>> start

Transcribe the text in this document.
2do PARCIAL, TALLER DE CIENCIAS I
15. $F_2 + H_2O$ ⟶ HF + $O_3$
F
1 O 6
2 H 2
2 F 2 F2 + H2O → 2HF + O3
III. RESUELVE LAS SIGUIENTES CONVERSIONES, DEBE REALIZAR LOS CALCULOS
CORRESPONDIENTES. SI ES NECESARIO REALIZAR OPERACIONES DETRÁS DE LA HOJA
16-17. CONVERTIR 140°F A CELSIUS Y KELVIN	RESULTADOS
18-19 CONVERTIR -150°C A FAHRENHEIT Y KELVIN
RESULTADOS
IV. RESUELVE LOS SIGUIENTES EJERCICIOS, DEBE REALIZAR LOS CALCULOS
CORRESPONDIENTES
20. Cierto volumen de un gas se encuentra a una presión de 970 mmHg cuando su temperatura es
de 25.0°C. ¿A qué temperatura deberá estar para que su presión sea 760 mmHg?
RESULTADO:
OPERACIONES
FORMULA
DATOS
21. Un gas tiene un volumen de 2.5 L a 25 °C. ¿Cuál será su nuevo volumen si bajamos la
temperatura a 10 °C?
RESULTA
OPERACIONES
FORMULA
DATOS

>> end

* [Exercise description] Reproduce the material precisely, including every line.

* [Right answer]
Transcribe the text in this document.
2do PARCIAL, TALLER DE CIENCIAS I
15. $F_2 + H_2O$ ⟶ HF + $O_3$
F
1 O 6
2 H 2
2 F 2 F2 + H2O → 2HF + O3
III. RESUELVE LAS SIGUIENTES CONVERSIONES, DEBE REALIZAR LOS CALCULOS
CORRESPONDIENTES. SI ES NECESARIO REALIZAR OPERACIONES DETRÁS DE LA HOJA
16-17. CONVERTIR 140°F A CELSIUS Y KELVIN	RESULTADOS
18-19 CONVERTIR -150°C A FAHRENHEIT Y KELVIN
RESULTADOS
IV. RESUELVE LOS SIGUIENTES EJERCICIOS, DEBE REALIZAR LOS CALCULOS
CORRESPONDIENTES
20. Cierto volumen de un gas se encuentra a una presión de 970 mmHg cuando su temperatura es
de 25.0°C. ¿A qué temperatura deberá estar para que su presión sea 760 mmHg?
RESULTADO:
OPERACIONES
FORMULA
DATOS
21. Un gas tiene un volumen de 2.5 L a 25 °C. ¿Cuál será su nuevo volumen si bajamos la
temperatura a 10 °C?
RESULTA
OPERACIONES
FORMULA
DATOS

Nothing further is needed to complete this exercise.